**Teks Bacaan:**
────

Hadits ini mengandung makna yang sangat agung karena berasal dari dua makhluk
Allah yang terpercaya, yaitu: Amiinussamaa’ (kepercayaan makhluk di langit/Jibril) dan
Amiinul Ardh (kepercayaan makhluk di bumi/ Rasulullah)
Pelajaran yang terdapat dalam hadits
Disunnahkan untuk memperhatikan kondisi pakaian, penampilan dan kebersihan,
khususnya jika menghadapi ulama, orang-orang mulia dan penguasa.
Siapa yang menghadiri majlis ilmu dan menangkap bahwa orang–orang yang hadir
butuh untuk mengetahui suatu masalah dan tidak ada seorangpun yang bertanya,
maka wajib baginya bertanya tentang hal tersebut meskipun dia mengetahuinya agar
peserta yang hadir dapat mengambil manfaat darinya.
Jika seseorang yang ditanya tentang sesuatu maka tidak ada cela baginya untuk
berkata: “Saya tidak tahu“, dan hal tersebut tidak mengurangi kedudukannya.

────

**Tugas Latihan:**
1) Sebutkan semua pihak yang, menurut teks bacaan, khususnya perlu dihadapi dengan memperhatikan kondisi pakaian, penampilan, dan kebersihan.
2) Teruskan teks tentang pelajaran dari hadits ini, dimulai setelah kalimat terakhirnya.

**Catatan yang Diberikan:**

────

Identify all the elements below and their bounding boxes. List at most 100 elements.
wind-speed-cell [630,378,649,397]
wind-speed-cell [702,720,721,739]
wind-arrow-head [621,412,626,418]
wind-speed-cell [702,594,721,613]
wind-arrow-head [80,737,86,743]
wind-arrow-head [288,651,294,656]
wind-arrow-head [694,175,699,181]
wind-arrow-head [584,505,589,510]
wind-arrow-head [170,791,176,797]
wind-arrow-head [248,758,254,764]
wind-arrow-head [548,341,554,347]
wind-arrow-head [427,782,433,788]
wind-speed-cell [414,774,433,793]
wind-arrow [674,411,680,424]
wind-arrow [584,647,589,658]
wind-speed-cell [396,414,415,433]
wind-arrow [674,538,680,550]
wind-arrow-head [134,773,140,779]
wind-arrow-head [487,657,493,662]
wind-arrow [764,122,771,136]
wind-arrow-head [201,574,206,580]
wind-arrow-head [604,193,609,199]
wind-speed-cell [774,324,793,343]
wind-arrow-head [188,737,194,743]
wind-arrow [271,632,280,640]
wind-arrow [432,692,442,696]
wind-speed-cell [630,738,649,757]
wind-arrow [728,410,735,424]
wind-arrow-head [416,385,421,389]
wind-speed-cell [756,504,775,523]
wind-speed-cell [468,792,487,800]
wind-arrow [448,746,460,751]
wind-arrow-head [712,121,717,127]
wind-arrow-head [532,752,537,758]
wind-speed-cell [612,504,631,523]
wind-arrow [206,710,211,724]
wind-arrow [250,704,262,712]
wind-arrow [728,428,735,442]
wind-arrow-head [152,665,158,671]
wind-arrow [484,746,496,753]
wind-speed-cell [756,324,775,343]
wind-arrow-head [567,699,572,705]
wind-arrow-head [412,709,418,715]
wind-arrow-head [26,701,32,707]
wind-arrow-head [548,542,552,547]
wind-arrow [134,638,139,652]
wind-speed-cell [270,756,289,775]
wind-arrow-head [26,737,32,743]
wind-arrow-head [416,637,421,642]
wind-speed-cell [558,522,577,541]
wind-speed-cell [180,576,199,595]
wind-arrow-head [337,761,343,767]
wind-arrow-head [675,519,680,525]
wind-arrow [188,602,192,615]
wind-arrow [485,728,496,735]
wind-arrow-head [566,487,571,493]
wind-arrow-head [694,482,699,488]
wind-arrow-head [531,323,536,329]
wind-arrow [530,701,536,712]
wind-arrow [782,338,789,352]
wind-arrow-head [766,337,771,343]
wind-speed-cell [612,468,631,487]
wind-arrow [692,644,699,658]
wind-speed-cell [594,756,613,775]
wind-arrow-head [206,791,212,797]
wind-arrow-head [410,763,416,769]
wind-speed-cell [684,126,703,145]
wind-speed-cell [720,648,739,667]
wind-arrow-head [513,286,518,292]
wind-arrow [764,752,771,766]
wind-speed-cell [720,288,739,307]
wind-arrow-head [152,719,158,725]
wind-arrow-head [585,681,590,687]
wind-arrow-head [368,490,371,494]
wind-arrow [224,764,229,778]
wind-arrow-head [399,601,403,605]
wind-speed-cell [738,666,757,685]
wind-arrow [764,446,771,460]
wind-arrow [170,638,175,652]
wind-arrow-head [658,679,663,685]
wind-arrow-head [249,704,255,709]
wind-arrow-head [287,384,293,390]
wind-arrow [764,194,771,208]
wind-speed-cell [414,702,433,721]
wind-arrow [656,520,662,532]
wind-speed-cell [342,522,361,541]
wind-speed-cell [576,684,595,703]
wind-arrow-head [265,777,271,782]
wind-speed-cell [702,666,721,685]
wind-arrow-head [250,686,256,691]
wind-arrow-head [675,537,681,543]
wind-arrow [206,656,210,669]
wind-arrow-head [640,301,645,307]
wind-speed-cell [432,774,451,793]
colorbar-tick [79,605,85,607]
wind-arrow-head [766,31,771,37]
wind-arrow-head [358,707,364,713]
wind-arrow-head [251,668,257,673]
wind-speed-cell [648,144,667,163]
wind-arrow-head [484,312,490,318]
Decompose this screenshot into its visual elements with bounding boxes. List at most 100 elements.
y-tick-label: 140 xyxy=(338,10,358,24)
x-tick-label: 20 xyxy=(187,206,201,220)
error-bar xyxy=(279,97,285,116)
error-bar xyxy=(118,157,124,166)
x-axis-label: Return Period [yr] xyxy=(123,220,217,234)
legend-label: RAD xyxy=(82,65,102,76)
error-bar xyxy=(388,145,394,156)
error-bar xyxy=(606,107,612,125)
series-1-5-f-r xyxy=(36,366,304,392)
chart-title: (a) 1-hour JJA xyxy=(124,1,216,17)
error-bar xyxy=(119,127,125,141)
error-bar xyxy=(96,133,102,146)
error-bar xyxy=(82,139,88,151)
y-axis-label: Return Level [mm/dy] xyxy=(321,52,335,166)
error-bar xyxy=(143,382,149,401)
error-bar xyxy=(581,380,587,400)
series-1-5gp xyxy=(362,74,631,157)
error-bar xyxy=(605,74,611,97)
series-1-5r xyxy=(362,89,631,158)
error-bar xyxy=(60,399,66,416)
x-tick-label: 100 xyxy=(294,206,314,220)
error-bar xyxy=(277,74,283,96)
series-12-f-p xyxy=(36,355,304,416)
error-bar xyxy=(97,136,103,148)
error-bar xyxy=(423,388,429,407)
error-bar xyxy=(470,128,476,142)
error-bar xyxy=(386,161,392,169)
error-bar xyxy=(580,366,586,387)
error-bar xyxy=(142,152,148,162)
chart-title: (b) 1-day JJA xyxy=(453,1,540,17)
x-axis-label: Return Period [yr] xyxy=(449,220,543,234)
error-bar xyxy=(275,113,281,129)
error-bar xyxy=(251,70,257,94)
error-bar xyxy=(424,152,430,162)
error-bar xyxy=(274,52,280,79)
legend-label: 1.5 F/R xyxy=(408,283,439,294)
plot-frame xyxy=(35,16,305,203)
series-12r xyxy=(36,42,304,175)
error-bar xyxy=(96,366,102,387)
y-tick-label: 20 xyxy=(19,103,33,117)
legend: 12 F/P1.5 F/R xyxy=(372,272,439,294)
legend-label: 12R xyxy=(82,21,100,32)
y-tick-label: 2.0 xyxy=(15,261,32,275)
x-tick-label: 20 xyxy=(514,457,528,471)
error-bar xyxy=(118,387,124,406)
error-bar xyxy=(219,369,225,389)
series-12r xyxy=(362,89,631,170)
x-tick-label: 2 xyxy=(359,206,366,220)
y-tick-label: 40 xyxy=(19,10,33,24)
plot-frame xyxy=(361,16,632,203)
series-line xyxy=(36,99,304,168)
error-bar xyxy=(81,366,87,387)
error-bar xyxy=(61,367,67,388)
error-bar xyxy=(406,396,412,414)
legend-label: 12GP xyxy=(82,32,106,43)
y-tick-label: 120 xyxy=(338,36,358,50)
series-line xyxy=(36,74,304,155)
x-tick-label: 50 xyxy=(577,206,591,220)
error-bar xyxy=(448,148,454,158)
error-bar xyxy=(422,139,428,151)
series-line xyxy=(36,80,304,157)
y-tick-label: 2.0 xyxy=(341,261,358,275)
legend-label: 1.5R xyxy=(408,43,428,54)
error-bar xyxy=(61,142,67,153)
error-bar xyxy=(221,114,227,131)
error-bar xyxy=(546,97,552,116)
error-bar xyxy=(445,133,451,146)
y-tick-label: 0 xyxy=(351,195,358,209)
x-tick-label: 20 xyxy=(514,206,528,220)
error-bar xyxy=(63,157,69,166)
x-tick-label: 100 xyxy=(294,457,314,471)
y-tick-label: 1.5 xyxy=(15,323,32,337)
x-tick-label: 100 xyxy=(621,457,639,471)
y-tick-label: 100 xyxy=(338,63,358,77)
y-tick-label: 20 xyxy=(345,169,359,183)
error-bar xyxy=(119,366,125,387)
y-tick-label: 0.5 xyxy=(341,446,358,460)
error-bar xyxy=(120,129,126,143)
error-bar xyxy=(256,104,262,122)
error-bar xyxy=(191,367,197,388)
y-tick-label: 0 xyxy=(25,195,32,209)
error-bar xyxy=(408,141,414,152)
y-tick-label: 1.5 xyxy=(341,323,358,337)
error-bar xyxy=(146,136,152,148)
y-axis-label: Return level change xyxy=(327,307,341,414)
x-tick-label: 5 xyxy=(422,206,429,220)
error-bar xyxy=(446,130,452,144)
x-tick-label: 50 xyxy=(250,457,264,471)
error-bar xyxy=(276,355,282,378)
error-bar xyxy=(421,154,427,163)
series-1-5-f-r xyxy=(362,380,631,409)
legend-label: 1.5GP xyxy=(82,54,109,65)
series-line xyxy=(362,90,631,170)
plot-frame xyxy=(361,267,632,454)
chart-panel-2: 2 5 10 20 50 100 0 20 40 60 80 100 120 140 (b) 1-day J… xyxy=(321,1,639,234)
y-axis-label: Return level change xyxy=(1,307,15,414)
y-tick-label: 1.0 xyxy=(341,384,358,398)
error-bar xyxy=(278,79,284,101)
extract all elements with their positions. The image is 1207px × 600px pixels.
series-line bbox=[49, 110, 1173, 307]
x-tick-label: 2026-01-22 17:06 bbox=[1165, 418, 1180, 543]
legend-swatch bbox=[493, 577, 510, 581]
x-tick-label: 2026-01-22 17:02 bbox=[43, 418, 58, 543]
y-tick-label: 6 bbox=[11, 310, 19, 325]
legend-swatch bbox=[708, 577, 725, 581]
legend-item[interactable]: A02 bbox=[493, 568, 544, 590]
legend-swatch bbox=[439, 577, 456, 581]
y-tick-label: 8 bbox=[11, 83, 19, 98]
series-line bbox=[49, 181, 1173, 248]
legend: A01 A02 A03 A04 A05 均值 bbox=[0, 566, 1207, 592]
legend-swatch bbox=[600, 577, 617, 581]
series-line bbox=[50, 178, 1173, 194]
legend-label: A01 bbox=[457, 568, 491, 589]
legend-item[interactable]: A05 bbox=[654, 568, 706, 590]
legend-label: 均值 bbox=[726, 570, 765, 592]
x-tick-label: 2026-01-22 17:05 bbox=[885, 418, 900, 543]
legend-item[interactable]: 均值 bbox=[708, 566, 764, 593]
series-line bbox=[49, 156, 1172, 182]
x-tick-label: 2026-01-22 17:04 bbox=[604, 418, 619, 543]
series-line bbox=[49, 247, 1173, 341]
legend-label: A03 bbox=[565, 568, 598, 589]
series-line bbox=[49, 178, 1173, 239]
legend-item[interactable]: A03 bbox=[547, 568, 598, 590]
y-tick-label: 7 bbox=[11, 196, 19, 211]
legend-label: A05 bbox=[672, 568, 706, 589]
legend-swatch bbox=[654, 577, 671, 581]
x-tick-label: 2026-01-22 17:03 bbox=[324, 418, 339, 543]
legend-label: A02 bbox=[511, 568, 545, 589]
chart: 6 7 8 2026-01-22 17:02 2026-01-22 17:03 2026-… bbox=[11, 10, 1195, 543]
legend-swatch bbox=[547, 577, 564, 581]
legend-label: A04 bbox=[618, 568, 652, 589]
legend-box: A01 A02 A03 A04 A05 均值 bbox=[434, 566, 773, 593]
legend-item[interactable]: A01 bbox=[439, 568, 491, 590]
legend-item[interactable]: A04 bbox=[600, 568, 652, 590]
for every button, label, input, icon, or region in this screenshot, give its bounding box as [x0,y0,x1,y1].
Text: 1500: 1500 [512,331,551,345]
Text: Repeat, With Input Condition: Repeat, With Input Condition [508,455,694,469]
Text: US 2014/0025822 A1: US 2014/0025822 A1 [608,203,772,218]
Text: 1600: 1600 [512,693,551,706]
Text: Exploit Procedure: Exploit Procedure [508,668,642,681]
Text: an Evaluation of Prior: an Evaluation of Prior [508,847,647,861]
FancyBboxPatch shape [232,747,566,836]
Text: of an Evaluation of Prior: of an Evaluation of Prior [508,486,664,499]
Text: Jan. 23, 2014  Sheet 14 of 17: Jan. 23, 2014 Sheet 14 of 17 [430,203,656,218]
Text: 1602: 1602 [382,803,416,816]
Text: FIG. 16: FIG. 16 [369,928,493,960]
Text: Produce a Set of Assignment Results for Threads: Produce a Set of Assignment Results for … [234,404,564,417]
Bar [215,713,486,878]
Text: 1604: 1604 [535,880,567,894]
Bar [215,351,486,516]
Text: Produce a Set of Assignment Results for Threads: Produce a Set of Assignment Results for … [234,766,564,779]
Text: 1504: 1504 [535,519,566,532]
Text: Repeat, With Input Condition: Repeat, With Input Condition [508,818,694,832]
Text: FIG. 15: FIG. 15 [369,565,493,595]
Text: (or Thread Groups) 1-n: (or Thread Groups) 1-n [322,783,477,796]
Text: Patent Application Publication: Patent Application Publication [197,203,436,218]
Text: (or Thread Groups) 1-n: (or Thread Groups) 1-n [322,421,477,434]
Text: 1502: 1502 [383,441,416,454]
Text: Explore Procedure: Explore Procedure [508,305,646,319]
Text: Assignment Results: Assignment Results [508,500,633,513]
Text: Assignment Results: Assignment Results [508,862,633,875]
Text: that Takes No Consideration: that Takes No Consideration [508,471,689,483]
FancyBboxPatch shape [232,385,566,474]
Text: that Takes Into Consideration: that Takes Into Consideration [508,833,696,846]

────

**Jawaban Anda:**
1) Ulama, orang-orang mulia, dan penguasa.

2)
Kemungkinan malaikat tampil dalam wujud manusia.
Termasuk tanda hari kiamat adalah banyaknya pembangkangan terhadap kedua orang
tua. Sehingga anak-anak memperlakukan kedua orang tuanya sebagaimana seorang
tuan memperlakukan hambanya.

27
Tidak disukainya mendirikan bangunan yang tinggi dan membaguskannya sepanjang
tidak ada kebutuhan.
Didalamnya terdapat dalil bahwa perkara ghaib tidak ada yang mengetahuinya selain
Allah ta’ala.
Didalamnya terdapat keterangan tentang adab dan cara duduk dalam majlis ilmu.